>> START TASK INPUTS

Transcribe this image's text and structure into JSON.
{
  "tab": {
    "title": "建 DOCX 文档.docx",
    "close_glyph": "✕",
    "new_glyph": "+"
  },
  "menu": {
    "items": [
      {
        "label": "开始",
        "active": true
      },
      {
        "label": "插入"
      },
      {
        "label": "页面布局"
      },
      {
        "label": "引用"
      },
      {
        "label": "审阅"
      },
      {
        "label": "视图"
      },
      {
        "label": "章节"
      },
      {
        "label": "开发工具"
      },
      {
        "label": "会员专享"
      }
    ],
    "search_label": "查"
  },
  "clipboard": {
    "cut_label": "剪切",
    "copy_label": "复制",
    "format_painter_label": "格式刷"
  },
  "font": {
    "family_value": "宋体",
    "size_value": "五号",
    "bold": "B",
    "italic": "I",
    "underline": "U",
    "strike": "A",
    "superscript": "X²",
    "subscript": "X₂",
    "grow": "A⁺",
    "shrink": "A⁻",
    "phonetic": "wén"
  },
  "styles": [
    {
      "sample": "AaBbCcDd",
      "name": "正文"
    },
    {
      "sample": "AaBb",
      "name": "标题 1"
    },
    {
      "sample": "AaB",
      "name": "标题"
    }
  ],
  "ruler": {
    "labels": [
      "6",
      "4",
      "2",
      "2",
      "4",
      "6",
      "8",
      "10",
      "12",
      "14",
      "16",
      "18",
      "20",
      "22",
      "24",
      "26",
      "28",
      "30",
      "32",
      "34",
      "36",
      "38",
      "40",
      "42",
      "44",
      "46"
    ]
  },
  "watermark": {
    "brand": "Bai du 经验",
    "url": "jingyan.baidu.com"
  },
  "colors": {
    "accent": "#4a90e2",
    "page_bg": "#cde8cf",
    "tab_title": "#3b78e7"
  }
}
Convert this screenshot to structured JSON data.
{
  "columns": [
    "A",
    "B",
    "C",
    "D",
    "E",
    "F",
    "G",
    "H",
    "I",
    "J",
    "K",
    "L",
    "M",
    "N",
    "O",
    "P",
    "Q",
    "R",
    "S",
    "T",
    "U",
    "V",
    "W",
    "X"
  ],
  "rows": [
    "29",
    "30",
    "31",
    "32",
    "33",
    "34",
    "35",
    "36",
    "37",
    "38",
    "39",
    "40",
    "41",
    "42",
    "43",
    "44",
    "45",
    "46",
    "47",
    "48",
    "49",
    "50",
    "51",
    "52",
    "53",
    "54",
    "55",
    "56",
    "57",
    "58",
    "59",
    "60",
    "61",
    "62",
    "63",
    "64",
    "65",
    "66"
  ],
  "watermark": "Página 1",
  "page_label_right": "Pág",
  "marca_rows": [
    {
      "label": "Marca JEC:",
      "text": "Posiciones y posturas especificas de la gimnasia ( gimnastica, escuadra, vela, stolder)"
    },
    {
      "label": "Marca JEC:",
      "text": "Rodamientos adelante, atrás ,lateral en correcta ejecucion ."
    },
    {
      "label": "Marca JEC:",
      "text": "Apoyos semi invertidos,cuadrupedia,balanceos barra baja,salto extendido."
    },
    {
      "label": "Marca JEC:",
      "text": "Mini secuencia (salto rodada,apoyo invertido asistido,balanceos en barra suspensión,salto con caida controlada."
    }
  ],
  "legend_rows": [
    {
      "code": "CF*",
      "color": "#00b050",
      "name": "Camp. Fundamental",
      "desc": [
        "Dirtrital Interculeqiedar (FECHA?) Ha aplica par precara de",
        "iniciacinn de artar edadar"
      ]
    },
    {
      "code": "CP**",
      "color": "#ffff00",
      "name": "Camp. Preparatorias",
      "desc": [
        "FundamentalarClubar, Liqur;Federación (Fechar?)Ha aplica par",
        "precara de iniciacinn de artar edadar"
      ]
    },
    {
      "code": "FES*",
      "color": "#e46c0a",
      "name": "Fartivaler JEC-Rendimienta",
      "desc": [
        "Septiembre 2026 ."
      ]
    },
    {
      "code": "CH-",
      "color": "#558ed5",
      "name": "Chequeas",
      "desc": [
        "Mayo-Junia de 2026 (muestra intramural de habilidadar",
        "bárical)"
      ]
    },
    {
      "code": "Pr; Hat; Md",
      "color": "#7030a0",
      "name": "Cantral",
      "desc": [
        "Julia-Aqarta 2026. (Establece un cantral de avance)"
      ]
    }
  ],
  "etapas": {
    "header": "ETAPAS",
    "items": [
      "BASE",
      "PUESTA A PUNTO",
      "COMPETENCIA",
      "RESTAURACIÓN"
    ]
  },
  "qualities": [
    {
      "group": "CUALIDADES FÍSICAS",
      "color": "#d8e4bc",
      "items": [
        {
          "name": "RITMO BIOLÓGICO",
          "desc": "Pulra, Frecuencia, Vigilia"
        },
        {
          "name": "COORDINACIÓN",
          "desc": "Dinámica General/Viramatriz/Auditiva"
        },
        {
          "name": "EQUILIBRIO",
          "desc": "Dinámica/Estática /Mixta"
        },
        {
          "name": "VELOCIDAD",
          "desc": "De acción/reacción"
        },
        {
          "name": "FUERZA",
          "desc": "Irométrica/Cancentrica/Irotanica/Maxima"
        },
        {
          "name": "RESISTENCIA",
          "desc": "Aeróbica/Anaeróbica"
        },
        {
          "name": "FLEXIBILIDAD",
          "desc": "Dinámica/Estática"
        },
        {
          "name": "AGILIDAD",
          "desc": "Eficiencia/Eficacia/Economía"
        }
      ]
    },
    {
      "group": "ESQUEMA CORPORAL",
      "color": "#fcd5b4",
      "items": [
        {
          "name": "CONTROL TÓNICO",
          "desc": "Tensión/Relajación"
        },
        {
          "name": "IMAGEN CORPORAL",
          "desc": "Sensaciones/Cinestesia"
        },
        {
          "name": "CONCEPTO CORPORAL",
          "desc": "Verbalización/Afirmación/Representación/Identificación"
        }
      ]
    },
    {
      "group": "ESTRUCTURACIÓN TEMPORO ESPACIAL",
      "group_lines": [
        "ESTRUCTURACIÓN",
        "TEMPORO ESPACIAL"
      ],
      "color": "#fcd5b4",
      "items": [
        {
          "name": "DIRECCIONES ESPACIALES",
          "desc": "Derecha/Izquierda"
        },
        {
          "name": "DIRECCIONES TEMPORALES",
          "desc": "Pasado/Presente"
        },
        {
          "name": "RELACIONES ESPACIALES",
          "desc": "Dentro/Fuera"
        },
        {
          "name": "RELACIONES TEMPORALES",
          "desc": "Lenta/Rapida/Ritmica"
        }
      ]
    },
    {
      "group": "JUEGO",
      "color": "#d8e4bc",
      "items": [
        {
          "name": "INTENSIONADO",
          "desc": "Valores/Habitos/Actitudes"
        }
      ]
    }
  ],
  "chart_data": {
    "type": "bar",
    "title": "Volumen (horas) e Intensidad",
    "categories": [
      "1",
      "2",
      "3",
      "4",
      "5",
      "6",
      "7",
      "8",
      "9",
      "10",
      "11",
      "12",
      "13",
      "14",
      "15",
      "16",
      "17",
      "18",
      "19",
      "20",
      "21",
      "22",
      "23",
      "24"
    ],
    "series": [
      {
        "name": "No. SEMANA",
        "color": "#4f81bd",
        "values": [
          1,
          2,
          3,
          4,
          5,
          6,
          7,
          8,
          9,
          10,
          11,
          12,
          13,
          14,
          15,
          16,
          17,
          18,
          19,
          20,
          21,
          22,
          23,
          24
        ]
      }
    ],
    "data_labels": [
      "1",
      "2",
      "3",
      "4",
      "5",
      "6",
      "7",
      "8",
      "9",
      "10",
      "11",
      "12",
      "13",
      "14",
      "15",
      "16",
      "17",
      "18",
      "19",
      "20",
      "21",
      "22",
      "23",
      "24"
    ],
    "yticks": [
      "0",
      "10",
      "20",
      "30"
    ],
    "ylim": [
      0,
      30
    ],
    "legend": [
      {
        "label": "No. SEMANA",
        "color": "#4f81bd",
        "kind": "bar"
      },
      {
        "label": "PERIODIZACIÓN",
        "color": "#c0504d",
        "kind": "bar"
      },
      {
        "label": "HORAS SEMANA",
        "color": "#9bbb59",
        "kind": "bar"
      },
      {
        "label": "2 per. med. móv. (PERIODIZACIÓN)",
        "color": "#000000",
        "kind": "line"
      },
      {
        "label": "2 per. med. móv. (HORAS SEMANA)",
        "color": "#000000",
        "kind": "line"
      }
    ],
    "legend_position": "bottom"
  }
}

>> END TASK INPUTS

*TASK DESCRIPTION*: From the listing above, return each line with the word "precara".

*SOLUTION*:
        "Dirtrital Interculeqiedar (FECHA?) Ha aplica par precara de",
        "precara de iniciacinn de artar edadar"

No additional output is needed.